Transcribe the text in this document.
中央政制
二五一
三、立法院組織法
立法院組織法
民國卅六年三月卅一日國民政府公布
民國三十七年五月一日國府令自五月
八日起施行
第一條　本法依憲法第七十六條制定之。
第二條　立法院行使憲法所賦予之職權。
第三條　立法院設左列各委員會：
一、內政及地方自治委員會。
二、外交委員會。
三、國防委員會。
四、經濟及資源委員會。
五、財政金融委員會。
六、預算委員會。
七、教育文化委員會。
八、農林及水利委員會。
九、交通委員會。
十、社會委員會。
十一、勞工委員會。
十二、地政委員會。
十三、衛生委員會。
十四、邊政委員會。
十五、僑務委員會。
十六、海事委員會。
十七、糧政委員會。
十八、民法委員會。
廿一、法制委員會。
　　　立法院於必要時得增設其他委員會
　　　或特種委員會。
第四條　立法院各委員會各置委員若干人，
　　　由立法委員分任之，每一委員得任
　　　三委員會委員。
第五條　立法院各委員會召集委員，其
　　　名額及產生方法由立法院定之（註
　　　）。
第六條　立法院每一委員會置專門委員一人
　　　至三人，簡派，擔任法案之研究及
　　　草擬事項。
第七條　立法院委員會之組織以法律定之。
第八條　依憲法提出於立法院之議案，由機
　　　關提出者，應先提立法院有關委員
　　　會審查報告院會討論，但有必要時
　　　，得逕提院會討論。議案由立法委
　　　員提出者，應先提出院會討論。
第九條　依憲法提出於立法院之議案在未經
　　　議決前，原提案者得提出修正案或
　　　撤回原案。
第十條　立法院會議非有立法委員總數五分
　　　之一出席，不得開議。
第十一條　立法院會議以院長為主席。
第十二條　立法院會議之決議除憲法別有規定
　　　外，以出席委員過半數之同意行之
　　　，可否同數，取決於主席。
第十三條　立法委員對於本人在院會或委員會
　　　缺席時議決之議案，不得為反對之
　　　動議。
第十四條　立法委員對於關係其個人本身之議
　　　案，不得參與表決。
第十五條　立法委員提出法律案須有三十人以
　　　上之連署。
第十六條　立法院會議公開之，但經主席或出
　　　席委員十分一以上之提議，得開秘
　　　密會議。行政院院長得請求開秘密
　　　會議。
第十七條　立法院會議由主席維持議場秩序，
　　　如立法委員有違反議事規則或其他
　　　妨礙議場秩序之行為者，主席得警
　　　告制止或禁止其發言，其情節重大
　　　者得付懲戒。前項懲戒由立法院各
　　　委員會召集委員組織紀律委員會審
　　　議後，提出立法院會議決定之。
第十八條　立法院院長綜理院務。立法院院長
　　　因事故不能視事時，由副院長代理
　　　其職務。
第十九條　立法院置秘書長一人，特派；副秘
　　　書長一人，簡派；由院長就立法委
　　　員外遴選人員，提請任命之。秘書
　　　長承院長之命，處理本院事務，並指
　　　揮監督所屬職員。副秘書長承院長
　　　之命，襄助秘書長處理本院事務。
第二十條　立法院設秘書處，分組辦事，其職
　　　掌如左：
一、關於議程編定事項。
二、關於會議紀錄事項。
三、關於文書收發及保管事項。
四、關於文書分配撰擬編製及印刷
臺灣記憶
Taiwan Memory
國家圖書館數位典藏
####
= DIRECTION =
Write the listing out again, exactly as shown above.

= TASK OUTPUT =
Transcribe the text in this document.
中央政制
二五一
三、立法院組織法
立法院組織法
民國卅六年三月卅一日國民政府公布
民國三十七年五月一日國府令自五月
八日起施行
第一條　本法依憲法第七十六條制定之。
第二條　立法院行使憲法所賦予之職權。
第三條　立法院設左列各委員會：
一、內政及地方自治委員會。
二、外交委員會。
三、國防委員會。
四、經濟及資源委員會。
五、財政金融委員會。
六、預算委員會。
七、教育文化委員會。
八、農林及水利委員會。
九、交通委員會。
十、社會委員會。
十一、勞工委員會。
十二、地政委員會。
十三、衛生委員會。
十四、邊政委員會。
十五、僑務委員會。
十六、海事委員會。
十七、糧政委員會。
十八、民法委員會。
廿一、法制委員會。
　　　立法院於必要時得增設其他委員會
　　　或特種委員會。
第四條　立法院各委員會各置委員若干人，
　　　由立法委員分任之，每一委員得任
　　　三委員會委員。
第五條　立法院各委員會召集委員，其
　　　名額及產生方法由立法院定之（註
　　　）。
第六條　立法院每一委員會置專門委員一人
　　　至三人，簡派，擔任法案之研究及
　　　草擬事項。
第七條　立法院委員會之組織以法律定之。
第八條　依憲法提出於立法院之議案，由機
　　　關提出者，應先提立法院有關委員
　　　會審查報告院會討論，但有必要時
　　　，得逕提院會討論。議案由立法委
　　　員提出者，應先提出院會討論。
第九條　依憲法提出於立法院之議案在未經
　　　議決前，原提案者得提出修正案或
　　　撤回原案。
第十條　立法院會議非有立法委員總數五分
　　　之一出席，不得開議。
第十一條　立法院會議以院長為主席。
第十二條　立法院會議之決議除憲法別有規定
　　　外，以出席委員過半數之同意行之
　　　，可否同數，取決於主席。
第十三條　立法委員對於本人在院會或委員會
　　　缺席時議決之議案，不得為反對之
　　　動議。
第十四條　立法委員對於關係其個人本身之議
　　　案，不得參與表決。
第十五條　立法委員提出法律案須有三十人以
　　　上之連署。
第十六條　立法院會議公開之，但經主席或出
　　　席委員十分一以上之提議，得開秘
　　　密會議。行政院院長得請求開秘密
　　　會議。
第十七條　立法院會議由主席維持議場秩序，
　　　如立法委員有違反議事規則或其他
　　　妨礙議場秩序之行為者，主席得警
　　　告制止或禁止其發言，其情節重大
　　　者得付懲戒。前項懲戒由立法院各
　　　委員會召集委員組織紀律委員會審
　　　議後，提出立法院會議決定之。
第十八條　立法院院長綜理院務。立法院院長
　　　因事故不能視事時，由副院長代理
　　　其職務。
第十九條　立法院置秘書長一人，特派；副秘
　　　書長一人，簡派；由院長就立法委
　　　員外遴選人員，提請任命之。秘書
　　　長承院長之命，處理本院事務，並指
　　　揮監督所屬職員。副秘書長承院長
　　　之命，襄助秘書長處理本院事務。
第二十條　立法院設秘書處，分組辦事，其職
　　　掌如左：
一、關於議程編定事項。
二、關於會議紀錄事項。
三、關於文書收發及保管事項。
四、關於文書分配撰擬編製及印刷
臺灣記憶
Taiwan Memory
國家圖書館數位典藏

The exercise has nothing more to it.